# [EXERCISE TASKS]
- A) Could you print the passage of the tegu forum thread starting at "## dorton (Nov" and ending at "in the cage."?
- B) Would you proceed with the thread on free-roaming tegus from where it stops?

# [SUPPLIED TEXT]
# Free roaming tegus



## VARNYARD (Nov 6, 2007)

Someone was asking about free roaming tegus, there is nothing wrong about letting them free roam outside as long as you have built the trust first between you and him. I don't free roam my babies, but all of my adults get to roam from time to time. Here is a video clip of Seth free roaming: 

<!-- m --><a class="postlink" href="http://www.youtube.com/watch?v=UfSvW5kjghQ">http://www.youtube.com/watch?v=UfSvW5kjghQ</a><!-- m -->


----------



## greentriple (Nov 6, 2007)

what's amazing is how they look so much better when they're walking around doing what Tegus do.


----------



## dorton (Nov 6, 2007)

Nice!
I'm looking forward to doing that with my little guy.


----------



## olympus (Nov 7, 2007)

My tegu loves to free roam. She just doesn't like to go back in the cage.


----------



## Mvskokee (Nov 7, 2007)

mine snaps when it goes outside


----------



## COWHER (Nov 7, 2007)

# [EXTRACTED MATERIAL]
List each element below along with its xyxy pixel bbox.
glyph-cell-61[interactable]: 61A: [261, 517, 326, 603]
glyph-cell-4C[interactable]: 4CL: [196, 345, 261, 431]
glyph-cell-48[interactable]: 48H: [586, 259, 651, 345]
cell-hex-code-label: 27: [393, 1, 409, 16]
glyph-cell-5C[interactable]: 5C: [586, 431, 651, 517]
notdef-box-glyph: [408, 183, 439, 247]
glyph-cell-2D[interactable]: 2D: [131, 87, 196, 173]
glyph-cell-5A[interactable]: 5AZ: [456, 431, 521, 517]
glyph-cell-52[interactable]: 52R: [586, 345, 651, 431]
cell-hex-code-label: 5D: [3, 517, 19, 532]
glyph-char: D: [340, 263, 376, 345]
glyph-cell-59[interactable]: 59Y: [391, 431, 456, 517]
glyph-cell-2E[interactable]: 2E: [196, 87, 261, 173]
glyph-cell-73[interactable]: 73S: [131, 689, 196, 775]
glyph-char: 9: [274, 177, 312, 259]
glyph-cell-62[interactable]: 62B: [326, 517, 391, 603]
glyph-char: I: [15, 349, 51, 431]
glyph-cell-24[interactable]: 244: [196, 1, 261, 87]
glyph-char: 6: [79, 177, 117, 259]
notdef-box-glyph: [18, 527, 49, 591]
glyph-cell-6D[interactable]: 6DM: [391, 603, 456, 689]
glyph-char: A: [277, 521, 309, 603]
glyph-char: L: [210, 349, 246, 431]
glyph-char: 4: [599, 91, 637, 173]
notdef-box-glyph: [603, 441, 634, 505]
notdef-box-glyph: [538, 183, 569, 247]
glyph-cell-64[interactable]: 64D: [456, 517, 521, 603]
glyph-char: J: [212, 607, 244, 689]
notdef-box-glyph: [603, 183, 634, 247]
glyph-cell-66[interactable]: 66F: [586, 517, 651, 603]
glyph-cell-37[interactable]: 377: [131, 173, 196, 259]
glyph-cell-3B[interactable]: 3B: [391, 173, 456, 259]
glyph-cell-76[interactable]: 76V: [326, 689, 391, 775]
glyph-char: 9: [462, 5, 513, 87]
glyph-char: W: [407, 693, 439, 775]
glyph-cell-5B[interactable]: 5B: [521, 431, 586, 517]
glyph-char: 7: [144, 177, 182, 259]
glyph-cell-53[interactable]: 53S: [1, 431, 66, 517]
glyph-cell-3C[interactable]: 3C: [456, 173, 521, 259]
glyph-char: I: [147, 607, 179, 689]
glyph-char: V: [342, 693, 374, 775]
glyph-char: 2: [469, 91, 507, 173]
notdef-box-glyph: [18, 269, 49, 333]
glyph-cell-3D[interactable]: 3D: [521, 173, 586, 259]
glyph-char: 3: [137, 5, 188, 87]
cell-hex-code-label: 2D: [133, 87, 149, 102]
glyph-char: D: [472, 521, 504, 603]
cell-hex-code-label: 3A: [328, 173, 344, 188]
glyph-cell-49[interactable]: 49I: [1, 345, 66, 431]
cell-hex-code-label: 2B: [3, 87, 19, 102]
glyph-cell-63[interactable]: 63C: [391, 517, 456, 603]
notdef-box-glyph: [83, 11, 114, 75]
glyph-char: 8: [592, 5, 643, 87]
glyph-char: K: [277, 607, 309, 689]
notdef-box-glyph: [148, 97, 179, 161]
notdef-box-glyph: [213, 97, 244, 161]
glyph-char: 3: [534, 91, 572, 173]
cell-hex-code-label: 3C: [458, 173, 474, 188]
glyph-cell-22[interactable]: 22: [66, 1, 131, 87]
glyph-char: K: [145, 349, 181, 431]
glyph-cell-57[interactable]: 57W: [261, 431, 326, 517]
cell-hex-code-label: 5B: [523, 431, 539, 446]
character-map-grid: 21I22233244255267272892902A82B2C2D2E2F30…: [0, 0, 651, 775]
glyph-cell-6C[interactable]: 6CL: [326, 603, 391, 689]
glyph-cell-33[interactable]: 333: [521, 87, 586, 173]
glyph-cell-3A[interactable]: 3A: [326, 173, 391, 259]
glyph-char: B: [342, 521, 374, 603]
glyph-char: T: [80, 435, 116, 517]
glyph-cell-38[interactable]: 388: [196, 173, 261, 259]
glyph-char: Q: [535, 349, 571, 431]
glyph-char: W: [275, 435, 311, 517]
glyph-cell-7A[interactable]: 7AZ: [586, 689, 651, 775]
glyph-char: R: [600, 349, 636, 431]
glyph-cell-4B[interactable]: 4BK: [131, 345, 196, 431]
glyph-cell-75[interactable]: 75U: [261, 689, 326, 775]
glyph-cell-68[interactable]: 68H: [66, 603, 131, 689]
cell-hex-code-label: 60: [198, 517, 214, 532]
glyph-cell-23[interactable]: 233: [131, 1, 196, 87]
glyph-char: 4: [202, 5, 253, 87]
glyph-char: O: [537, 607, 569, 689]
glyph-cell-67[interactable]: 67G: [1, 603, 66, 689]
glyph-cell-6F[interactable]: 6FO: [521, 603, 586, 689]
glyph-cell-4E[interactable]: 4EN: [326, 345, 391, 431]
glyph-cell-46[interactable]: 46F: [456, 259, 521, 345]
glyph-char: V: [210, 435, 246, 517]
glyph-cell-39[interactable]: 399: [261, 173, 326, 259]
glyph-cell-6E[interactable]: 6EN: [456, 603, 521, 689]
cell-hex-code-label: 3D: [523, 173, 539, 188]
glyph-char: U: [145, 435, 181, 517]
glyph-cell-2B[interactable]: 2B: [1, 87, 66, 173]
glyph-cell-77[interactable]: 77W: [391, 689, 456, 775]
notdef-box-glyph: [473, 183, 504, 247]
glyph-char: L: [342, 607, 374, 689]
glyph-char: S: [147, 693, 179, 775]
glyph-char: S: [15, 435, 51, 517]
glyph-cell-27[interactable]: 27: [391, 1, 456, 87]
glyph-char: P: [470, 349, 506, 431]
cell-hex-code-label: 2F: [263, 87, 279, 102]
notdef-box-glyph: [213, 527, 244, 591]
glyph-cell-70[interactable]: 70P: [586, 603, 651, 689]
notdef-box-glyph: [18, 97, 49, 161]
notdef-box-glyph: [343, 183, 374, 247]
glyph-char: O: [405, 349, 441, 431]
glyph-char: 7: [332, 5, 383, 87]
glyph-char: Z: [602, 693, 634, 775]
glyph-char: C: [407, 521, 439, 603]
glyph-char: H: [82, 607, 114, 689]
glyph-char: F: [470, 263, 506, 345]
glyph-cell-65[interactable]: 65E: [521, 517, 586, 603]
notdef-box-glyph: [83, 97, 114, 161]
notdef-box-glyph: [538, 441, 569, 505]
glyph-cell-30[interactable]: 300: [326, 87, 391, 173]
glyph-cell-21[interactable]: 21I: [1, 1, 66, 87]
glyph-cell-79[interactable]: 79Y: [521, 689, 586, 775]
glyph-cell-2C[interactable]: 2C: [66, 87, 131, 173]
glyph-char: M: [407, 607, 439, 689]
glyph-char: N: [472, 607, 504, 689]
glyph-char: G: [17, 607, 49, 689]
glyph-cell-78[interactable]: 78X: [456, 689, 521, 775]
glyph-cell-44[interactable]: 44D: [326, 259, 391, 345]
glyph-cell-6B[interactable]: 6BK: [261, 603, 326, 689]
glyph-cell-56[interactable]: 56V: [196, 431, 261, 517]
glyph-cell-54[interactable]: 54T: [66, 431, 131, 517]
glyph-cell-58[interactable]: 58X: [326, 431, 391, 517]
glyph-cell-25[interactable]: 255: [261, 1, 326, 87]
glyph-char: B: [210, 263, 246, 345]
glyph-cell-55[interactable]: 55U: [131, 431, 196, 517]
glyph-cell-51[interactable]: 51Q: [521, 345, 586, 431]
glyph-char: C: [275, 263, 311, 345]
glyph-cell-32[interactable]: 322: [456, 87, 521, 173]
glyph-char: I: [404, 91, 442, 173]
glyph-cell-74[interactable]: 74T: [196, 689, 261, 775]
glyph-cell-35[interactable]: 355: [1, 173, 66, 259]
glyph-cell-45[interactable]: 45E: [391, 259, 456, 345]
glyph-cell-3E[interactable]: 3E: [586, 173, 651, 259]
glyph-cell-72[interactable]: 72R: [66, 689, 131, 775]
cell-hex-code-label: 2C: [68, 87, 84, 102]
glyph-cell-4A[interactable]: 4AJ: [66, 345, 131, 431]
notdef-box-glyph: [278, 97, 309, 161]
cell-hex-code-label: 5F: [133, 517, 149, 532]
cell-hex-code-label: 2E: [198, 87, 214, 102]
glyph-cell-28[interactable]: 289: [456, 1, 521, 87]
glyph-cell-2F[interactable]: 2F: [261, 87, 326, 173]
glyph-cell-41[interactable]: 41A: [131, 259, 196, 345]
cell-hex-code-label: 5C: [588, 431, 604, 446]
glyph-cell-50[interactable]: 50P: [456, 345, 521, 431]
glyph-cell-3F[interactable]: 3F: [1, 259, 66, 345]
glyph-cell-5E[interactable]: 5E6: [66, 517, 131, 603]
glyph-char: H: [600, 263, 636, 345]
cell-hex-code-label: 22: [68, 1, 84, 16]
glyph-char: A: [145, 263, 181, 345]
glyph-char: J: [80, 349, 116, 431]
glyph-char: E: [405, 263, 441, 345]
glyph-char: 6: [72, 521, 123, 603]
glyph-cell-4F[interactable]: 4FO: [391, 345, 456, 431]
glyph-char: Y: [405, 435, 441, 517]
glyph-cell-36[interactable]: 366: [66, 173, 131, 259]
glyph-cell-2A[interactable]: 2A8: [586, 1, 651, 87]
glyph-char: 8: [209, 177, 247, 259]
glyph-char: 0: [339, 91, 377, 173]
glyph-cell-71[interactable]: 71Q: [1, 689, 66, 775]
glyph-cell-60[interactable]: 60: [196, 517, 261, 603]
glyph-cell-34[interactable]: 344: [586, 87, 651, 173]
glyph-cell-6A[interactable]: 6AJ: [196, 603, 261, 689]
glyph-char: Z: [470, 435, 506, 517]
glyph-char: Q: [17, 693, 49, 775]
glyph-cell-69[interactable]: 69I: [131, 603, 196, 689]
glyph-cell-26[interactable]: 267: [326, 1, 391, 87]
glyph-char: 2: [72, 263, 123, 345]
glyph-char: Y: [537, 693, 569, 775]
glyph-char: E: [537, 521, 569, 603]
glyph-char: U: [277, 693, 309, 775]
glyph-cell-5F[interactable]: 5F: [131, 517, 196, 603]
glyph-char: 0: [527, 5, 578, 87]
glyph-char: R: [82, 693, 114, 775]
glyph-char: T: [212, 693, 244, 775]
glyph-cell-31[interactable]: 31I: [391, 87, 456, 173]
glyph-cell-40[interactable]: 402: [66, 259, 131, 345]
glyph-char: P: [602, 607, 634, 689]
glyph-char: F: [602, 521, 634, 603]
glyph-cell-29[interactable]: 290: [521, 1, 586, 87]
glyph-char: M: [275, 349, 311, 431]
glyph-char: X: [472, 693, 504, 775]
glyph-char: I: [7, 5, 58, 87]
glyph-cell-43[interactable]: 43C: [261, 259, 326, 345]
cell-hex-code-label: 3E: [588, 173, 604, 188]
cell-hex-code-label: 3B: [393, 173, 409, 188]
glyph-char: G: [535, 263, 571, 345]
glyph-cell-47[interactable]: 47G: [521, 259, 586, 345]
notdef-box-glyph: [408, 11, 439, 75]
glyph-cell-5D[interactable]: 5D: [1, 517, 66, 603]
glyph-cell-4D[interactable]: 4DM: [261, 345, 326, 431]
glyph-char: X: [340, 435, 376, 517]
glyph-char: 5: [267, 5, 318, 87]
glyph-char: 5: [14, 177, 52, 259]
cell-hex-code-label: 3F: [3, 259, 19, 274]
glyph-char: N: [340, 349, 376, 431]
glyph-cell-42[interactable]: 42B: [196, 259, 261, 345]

# [ANSWERS FOR THE TASKS]
- A)
## dorton (Nov 6, 2007)

Nice!
I'm looking forward to doing that with my little guy.


----------



## olympus (Nov 7, 2007)

My tegu loves to free roam. She just doesn't like to go back in the cage.

- B)
i let barbossa free roam outside when its warm out but a month ago he almost was 'Gu-napped by a turkey vulture damn thing got within 5 feet of him and i had to throw my cell phone at it :shock: i got a pelet gun after that and i dare a turkey vulture to come and try me lol


----------



## Mike (Nov 7, 2007)

> i let barbossa free roam outside when its warm out but a month ago he almost was 'Gu-napped by a turkey vulture damn thing got within 5 feet of him and i had to throw my cell phone at it Shocked i got a pelet gun after that and i dare a turkey vulture to come and try me lol



That sounds scary. Darn vultures. :x 

I love letting mine freeroam. At one point, I had 2 freeroaming in the park with me; when a mother of 3 saw them. She soon exclaimed to her surprised children and husband, "Look, it's a snake!!!!". They seemed pretty terrified even after I explained that it was just a lizard. The real fun came when I showed them the bigger one and told them their adult size. I bring them out more often now. :lol: :lol: :lol:


----------



## nat (Nov 12, 2007)

I probably won't be able to free roam mine once they grow up because..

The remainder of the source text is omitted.